• _PÁGINA_
========

Regulação Responsiva no âmbito da Anatel

Por Fabiana Marques*

A teoria da Regulação Responsiva, conforme delineada por Ayres e Braithwaite (Responsive Regulation: Transcending the Deregulation Debate. Oxford University Press, 1992), surge da necessidade de transcender o debate entre os que defendem uma regulamentação estatal robusta da atividade econômica, command and control, e os proponentes da desregulação. De acordo com a visão command and control a resposta regulatória é, em geral, fixada ex ante, sem prejuízo, é claro, de aplicação de punições ex post.

A teoria da Regulação Responsiva proporcionou estruturas regulatórias flexíveis e adaptativas, que combinam punição e persuasão, permitindo a criação de formas de regulação que se alinham com a realidade percebida e os objetivos desejados, partindo do pressuposto de que a abordagem regulatória não deve ser uma reação dicotômica (persuasão versus punição) nem estar vinculada a ideologias dos reguladores. Pelo contrário, uma boa regulação é fundamentada na observação cuidadosa do mercado, o que implica em oferecer diferentes respostas para situações diversas; em outras palavras, às vezes punir, às vezes persuadir.

Diante desse cenário, o desafio reside em determinar quando aplicar punição e quando empregar persuasão. Nesse sentido, a teoria propõe a implementação de um desenho regulatório em formato piramidal, permitindo que o regulador possa avançar em uma hierarquia de sanções e estratégias regulatórias predefinidas, com o intuito de induzir o cumprimento das normas estabelecidas ou atribuídas ao agente regulado. Essa pirâmide segue um modelo dinâmico, no qual o comportamento dos regulados determina a resposta a ser adotada pelos reguladores, sendo fundamental iniciar com a abordagem regulatória mais branda, baseada na presunção da virtude ou ao menos boa fé dos regulados. A pirâmide vai sendo escalada na medida em que a resposta do regulado às ações do regulador começam a não surtirem os efeitos almejados. Do mesmo modo, se for constatado que as medidas resultaram em mudança positiva no comportamento do regulado, ocorrerá o caminho oposto, havendo um movimento no sentido da base da pirâmide. Assim, se um ator for identificado cometendo uma infração, ele poderá receber uma advertência do órgão regulador sem repercussões adicionais. Caso essa abordagem inicial não gere o efeito desejado, a pirâmide será ascendida e outras técnicas mais intervencionistas serão aplicadas.

O objetivo principal da regulação responsiva é incentivar os regulados a cumprirem as regras, ao mesmo tempo em que os motivam a continuarem agindo da maneira correta, atendendo ao interesse público.Contudo, é importante que o regulador seja transparente quanto à modelagem adotada pois, tendo a teoria fundamento comportamental, o regulado deve ter pleno conhecimento do modelo adotado; precisa entender a escalada de punição e persuasão e que sua postura virtuosa, o seu comportamento regular, e não o pontual, o reposiciona na pirâmide.

========

• _MATERIAL FORNECIDO_
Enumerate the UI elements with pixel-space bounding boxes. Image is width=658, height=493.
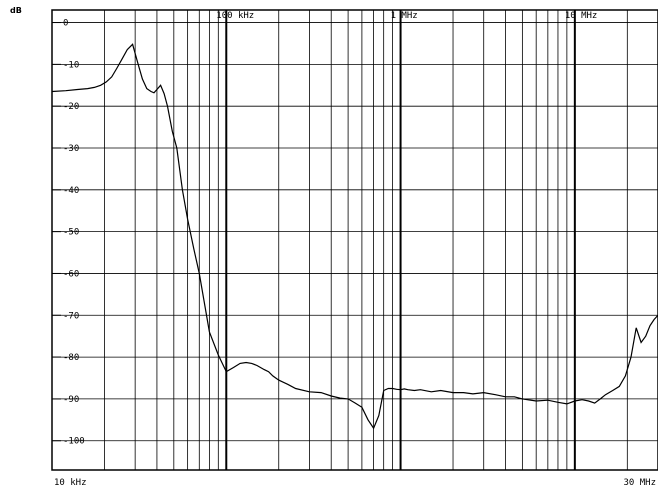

========

• _TAREFAS A CUMPRIR_
**a.** Transcreva o trecho do artigo sobre regulação responsiva que começa em "A teoria da Regulação Responsiva, conforme" e segue até "de punições ex post.".
**b.** Escreva a continuação do artigo sobre regulação responsiva a partir do ponto em que ele termina.

• _RESPOSTAS DO EXERCÍCIO_
**a.**
A teoria da Regulação Responsiva, conforme delineada por Ayres e Braithwaite (Responsive Regulation: Transcending the Deregulation Debate. Oxford University Press, 1992), surge da necessidade de transcender o debate entre os que defendem uma regulamentação estatal robusta da atividade econômica, command and control, e os proponentes da desregulação. De acordo com a visão command and control a resposta regulatória é, em geral, fixada ex ante, sem prejuízo, é claro, de aplicação de punições ex post.

**b.**
Em 2015, a Anatel iniciou um processo de reavaliação de seus procedimentos de fiscalização e de acompanhamento e controle de obrigações. Inicialmente, foram apresentadas duas iniciativas de proposição de projetos no âmbito do Planejamento Estratégico da Anatel 2015-2024: (i) Sistematização de Análise e Acompanhamento da Prestação do Serviço, apresentada pela Superintendência de Controle de Obrigações, justificado pela necessidade de padronização da forma de atuação no acompanhamento e controle; e (ii) Modernização da Fiscalização, apresentado pela Superintendência de Fiscalização, que apresentava como escopo a normatização, redesenho, automação e implantação do processo da Fiscalização da Agência. Contudo, ao longo das discussões verificou-se que havia um alinhamento significativo entre as duas propostas de maneira que passaram a ser tratados unicamente como o “Projeto Estratégico: Evolução do Modelo de Acompanhamento, Fiscalização e Controle” – voltado, entre outros, à revisão ampla, à racionalização dos processos da Anatel, à sistematização e à busca de eficiência e ganhos de sinergia, compreendendo todo o macroprocesso de acompanhamento, fiscalização e controle da Agência.

Em 2016, foi elaborado o relatório de Análise de Impacto Regulatório (AIR) do “Projeto Estratégico: Evolução do Modelo de Acompanhamento, Fiscalização e Controle”, dividido em dois grandes temas: (i)efetividade das atividades de Fiscalização Regulatória (acompanhamento, fiscalização e controle) e (ii) integração e encadeamento das atividades de Fiscalização Regulatória (acompanhamento, fiscalização e controle).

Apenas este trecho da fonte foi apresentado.